▸ **The request**:
Review the material line by line. Identify and copy every line that contains the string "start".

++++++++++

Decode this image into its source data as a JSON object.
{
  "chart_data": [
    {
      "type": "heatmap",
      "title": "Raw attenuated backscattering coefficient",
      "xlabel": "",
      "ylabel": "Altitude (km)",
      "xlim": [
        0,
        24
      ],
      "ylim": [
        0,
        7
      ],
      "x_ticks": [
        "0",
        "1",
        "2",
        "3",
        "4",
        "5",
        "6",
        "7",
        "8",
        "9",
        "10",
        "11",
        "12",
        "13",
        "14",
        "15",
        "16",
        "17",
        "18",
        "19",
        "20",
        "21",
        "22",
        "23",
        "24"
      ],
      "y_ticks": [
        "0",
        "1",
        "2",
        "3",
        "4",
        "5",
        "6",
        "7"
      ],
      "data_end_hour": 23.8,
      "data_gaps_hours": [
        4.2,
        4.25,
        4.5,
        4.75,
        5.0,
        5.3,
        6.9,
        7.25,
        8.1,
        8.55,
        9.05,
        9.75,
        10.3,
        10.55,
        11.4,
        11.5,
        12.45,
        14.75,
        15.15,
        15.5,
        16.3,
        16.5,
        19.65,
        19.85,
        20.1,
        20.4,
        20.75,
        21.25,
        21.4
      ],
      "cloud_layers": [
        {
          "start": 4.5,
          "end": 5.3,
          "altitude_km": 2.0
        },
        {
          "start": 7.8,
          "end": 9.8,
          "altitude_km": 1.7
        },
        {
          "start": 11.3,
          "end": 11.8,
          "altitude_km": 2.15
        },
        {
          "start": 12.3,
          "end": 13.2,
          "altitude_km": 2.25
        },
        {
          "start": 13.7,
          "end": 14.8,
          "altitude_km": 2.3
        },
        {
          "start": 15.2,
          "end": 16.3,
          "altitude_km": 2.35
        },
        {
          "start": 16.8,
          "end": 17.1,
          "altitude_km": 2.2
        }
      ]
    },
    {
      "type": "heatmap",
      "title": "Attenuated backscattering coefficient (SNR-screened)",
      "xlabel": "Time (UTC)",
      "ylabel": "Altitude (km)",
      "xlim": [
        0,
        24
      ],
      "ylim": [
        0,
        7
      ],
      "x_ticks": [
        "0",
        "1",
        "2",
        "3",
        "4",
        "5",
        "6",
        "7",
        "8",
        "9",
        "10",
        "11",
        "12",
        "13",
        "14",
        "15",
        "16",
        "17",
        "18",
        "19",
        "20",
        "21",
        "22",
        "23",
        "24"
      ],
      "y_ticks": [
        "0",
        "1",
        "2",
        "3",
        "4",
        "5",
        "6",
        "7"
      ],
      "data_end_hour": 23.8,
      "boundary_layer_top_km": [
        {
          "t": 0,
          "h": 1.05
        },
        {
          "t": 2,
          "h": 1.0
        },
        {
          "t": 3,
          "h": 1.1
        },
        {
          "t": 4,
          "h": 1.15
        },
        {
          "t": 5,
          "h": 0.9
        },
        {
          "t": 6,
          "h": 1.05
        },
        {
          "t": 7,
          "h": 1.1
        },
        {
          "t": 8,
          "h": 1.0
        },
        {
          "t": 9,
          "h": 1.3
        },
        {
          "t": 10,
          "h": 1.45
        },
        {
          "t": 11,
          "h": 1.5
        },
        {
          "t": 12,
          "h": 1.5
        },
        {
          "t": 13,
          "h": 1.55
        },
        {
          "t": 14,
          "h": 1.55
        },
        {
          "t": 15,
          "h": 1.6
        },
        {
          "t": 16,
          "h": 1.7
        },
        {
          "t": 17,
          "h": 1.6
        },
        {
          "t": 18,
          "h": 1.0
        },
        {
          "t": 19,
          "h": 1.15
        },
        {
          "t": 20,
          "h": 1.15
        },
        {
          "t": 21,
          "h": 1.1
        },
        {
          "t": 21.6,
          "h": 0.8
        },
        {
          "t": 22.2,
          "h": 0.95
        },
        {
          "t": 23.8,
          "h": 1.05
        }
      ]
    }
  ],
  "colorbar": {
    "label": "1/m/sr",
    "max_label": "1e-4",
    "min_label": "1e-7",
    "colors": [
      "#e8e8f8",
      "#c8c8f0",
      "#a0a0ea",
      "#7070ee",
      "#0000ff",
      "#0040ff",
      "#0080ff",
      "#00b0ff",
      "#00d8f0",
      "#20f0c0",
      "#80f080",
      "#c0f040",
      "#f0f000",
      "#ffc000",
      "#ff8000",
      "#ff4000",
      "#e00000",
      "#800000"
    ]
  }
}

++++++++++

▸ **Final answer**:
          "start": 4.5,
          "start": 7.8,
          "start": 11.3,
          "start": 12.3,
          "start": 13.7,
          "start": 15.2,
          "start": 16.8,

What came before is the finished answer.